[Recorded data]

========================================================================

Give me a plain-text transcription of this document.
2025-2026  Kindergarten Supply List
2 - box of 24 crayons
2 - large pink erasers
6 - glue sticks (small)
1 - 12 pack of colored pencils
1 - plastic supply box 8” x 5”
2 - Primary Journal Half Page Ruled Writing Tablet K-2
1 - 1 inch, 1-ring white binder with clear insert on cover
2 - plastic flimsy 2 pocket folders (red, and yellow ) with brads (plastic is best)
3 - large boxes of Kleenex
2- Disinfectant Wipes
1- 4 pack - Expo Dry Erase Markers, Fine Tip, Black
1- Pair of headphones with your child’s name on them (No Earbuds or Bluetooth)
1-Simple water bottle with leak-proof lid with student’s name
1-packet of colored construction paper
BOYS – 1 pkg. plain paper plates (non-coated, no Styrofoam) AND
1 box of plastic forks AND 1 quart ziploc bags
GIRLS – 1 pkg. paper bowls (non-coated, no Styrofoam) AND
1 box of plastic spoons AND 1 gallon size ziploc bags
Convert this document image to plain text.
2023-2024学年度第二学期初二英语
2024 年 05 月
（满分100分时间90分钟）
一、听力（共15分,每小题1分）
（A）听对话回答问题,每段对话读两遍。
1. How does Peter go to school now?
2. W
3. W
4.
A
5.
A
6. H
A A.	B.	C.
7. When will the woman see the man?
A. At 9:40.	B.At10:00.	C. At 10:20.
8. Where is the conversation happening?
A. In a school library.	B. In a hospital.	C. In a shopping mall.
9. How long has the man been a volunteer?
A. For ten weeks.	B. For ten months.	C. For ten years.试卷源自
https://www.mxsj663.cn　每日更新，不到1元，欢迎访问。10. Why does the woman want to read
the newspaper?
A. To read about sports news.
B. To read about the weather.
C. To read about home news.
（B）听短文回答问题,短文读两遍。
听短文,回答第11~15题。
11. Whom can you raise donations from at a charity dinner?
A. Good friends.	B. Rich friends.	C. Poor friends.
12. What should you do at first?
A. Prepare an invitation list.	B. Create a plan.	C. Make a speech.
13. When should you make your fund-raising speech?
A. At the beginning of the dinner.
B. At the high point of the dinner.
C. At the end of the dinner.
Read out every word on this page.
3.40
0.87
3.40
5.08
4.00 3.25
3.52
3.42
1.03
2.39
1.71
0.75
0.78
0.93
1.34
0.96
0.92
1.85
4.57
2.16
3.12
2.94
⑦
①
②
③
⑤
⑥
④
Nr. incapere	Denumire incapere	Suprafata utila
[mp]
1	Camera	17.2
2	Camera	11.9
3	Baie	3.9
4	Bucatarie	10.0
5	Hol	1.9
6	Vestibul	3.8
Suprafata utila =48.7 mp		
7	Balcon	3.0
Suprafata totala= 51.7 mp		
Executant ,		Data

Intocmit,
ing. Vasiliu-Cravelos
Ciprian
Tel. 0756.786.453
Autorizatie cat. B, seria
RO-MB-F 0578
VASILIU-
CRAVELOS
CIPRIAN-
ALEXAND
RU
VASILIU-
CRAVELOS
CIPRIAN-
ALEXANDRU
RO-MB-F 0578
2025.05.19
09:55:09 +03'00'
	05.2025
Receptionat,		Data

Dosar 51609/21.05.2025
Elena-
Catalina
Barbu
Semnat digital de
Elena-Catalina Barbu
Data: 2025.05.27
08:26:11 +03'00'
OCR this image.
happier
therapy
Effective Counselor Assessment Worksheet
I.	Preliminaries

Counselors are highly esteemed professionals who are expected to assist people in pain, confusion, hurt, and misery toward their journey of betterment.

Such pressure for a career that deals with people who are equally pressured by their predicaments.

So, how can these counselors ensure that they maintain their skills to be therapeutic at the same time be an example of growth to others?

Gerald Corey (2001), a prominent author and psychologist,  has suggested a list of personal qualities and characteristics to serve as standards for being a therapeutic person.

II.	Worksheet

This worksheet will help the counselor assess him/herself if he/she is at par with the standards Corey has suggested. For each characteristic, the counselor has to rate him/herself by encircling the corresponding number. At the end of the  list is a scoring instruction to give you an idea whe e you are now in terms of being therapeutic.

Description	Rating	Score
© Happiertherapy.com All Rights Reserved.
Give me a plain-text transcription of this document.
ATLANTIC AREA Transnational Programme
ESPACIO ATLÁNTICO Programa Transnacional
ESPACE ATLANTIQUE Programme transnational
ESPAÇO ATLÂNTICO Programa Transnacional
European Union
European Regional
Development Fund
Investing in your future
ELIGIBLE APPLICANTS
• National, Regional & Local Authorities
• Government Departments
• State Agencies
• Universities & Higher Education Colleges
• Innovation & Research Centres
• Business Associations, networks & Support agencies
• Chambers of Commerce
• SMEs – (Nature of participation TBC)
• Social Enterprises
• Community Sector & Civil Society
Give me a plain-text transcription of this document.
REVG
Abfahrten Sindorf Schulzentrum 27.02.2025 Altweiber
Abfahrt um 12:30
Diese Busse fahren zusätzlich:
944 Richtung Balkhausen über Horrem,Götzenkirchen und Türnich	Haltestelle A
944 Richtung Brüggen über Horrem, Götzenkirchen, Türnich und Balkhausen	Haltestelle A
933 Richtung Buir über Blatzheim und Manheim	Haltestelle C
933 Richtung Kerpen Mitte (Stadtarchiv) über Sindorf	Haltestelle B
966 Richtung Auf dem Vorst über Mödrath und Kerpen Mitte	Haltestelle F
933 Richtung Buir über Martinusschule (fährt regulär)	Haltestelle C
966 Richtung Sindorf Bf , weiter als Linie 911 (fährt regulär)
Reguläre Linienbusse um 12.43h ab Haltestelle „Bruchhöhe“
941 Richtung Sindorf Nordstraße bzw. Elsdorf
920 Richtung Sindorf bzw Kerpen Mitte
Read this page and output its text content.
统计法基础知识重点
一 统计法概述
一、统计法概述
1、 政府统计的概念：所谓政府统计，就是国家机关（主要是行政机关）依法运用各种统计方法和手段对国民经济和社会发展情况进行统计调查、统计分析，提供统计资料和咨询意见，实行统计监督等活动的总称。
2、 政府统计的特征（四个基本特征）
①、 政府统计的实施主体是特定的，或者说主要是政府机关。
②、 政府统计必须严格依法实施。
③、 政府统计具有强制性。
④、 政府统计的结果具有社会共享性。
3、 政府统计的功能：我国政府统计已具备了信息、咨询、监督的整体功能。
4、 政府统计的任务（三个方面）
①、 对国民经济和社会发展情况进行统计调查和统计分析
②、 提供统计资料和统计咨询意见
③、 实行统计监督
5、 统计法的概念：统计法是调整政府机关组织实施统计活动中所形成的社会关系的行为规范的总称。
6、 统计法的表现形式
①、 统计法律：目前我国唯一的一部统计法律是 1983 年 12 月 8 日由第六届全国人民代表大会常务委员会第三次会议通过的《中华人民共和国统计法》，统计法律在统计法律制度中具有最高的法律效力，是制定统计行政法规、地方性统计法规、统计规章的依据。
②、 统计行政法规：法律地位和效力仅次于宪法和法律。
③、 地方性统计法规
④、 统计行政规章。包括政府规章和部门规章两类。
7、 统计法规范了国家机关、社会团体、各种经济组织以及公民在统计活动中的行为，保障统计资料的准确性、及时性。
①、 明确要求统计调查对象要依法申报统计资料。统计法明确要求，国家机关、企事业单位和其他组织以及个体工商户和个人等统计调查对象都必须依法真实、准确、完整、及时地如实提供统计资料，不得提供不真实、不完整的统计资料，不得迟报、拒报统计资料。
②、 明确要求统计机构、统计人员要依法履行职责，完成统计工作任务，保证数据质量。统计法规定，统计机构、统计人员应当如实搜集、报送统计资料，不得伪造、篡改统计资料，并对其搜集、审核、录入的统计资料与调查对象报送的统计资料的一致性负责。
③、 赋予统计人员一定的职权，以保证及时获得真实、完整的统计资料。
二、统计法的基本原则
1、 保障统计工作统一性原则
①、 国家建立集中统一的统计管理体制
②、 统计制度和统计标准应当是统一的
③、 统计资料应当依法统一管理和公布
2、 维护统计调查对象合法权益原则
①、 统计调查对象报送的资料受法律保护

========================================================================

Scan the entries above and work out how many lines include the word "with"; the reply is that number alone.

6